Data items:
╔══

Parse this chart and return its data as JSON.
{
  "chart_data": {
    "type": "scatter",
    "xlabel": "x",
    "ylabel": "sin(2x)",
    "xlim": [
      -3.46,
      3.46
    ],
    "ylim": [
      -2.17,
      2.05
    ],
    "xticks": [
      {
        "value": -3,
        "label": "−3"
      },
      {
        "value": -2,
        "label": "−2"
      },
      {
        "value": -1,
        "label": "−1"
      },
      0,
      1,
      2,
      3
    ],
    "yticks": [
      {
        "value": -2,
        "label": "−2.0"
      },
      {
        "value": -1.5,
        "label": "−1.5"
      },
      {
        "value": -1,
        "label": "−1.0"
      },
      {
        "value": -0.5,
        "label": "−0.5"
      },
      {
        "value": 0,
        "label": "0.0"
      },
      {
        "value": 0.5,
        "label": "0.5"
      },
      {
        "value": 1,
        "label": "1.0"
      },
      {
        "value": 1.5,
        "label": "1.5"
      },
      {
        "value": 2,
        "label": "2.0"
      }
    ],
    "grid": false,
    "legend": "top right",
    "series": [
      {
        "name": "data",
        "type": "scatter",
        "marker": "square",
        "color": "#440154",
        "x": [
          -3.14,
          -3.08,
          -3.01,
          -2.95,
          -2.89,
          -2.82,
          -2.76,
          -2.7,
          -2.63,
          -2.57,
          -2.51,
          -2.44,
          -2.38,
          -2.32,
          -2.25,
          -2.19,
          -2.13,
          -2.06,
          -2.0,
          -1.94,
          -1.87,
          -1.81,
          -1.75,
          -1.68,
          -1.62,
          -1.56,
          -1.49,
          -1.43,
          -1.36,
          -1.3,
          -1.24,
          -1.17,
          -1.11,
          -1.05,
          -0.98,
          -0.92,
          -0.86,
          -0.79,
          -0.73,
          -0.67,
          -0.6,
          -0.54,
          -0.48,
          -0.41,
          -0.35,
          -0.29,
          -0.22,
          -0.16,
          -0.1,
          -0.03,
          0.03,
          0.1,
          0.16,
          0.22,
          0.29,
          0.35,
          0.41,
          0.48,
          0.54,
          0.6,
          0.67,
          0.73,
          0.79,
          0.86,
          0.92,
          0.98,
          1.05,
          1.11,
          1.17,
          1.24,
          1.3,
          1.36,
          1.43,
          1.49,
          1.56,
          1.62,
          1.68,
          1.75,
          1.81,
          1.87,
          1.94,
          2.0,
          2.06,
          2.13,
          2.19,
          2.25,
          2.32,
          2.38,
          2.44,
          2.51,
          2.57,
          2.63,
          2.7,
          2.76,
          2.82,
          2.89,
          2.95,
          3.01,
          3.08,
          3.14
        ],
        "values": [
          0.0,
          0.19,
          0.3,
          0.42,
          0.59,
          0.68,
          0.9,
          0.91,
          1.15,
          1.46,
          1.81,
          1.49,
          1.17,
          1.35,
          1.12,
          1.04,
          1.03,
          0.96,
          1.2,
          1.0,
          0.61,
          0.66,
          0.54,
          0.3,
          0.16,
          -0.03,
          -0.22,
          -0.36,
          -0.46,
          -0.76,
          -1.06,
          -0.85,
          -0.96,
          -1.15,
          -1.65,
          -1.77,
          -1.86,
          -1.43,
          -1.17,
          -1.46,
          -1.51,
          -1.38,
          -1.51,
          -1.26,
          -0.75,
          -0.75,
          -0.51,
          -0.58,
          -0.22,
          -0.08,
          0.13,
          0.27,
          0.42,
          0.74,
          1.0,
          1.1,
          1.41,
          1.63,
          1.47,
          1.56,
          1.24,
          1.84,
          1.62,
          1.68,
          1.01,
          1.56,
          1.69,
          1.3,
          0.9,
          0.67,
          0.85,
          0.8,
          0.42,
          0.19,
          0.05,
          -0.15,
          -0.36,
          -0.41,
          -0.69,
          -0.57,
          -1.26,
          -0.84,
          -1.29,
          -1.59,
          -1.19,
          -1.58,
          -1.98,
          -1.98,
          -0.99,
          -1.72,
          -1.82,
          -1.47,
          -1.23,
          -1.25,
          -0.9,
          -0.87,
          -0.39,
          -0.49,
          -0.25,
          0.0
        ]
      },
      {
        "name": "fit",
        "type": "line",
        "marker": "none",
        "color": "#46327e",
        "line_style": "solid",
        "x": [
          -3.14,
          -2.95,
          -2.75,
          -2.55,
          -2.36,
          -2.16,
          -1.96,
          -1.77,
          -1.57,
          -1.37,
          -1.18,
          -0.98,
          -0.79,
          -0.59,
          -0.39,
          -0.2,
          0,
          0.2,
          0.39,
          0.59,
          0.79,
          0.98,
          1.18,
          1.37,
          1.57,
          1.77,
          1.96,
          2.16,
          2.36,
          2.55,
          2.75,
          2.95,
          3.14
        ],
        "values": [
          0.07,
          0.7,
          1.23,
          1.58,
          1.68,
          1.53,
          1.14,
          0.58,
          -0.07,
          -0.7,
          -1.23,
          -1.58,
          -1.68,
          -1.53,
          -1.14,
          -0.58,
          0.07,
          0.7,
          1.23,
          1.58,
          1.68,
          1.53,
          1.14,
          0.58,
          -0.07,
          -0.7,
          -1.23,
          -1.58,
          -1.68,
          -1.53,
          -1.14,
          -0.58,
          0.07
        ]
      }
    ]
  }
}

╚══
╔══

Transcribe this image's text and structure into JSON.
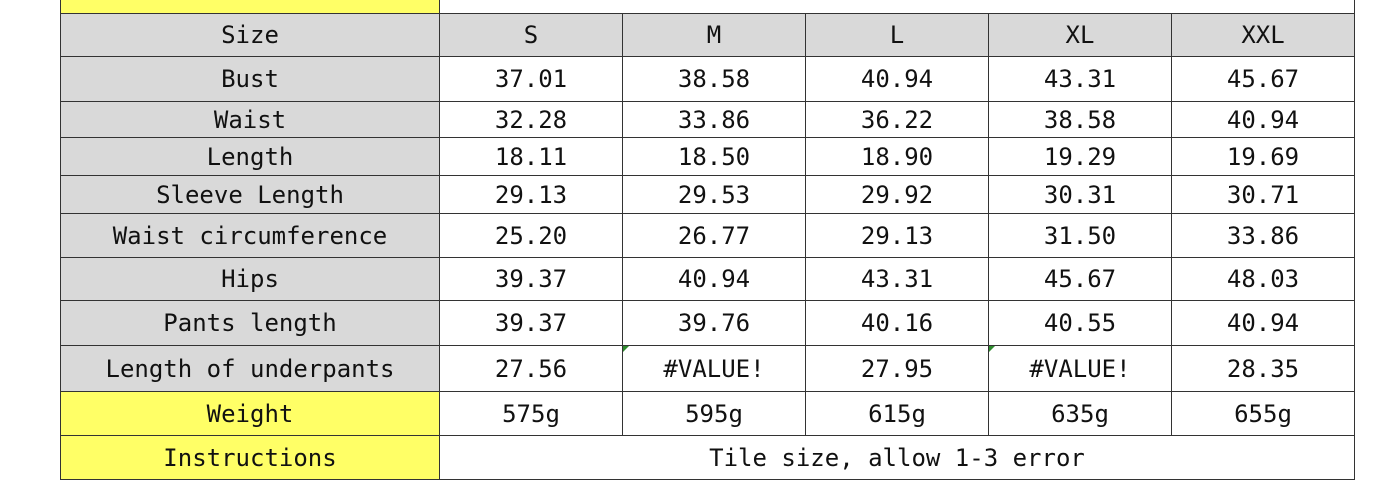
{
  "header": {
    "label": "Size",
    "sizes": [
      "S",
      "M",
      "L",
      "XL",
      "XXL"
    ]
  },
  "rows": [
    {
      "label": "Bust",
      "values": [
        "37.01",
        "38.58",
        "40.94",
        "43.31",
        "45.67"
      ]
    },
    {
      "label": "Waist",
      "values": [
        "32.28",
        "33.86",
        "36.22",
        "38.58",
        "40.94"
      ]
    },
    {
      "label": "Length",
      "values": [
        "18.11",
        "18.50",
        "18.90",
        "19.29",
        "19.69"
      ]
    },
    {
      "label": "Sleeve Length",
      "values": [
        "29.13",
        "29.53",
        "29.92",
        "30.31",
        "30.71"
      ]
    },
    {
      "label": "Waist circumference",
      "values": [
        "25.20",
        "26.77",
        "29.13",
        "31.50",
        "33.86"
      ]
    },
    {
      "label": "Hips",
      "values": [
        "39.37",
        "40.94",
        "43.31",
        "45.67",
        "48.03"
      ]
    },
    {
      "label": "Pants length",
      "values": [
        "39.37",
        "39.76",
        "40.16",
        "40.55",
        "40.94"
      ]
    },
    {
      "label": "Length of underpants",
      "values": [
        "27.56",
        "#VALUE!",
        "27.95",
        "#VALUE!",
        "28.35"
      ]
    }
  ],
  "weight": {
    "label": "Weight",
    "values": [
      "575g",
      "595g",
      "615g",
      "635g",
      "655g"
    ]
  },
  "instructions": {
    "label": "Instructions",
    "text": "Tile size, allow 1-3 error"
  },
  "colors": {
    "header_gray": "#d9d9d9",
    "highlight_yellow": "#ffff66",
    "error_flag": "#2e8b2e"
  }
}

╚══

## JOB
The word "type" may appear on some lines of these records; state how many such lines there are, and nothing else.

## RESULT BELOW
3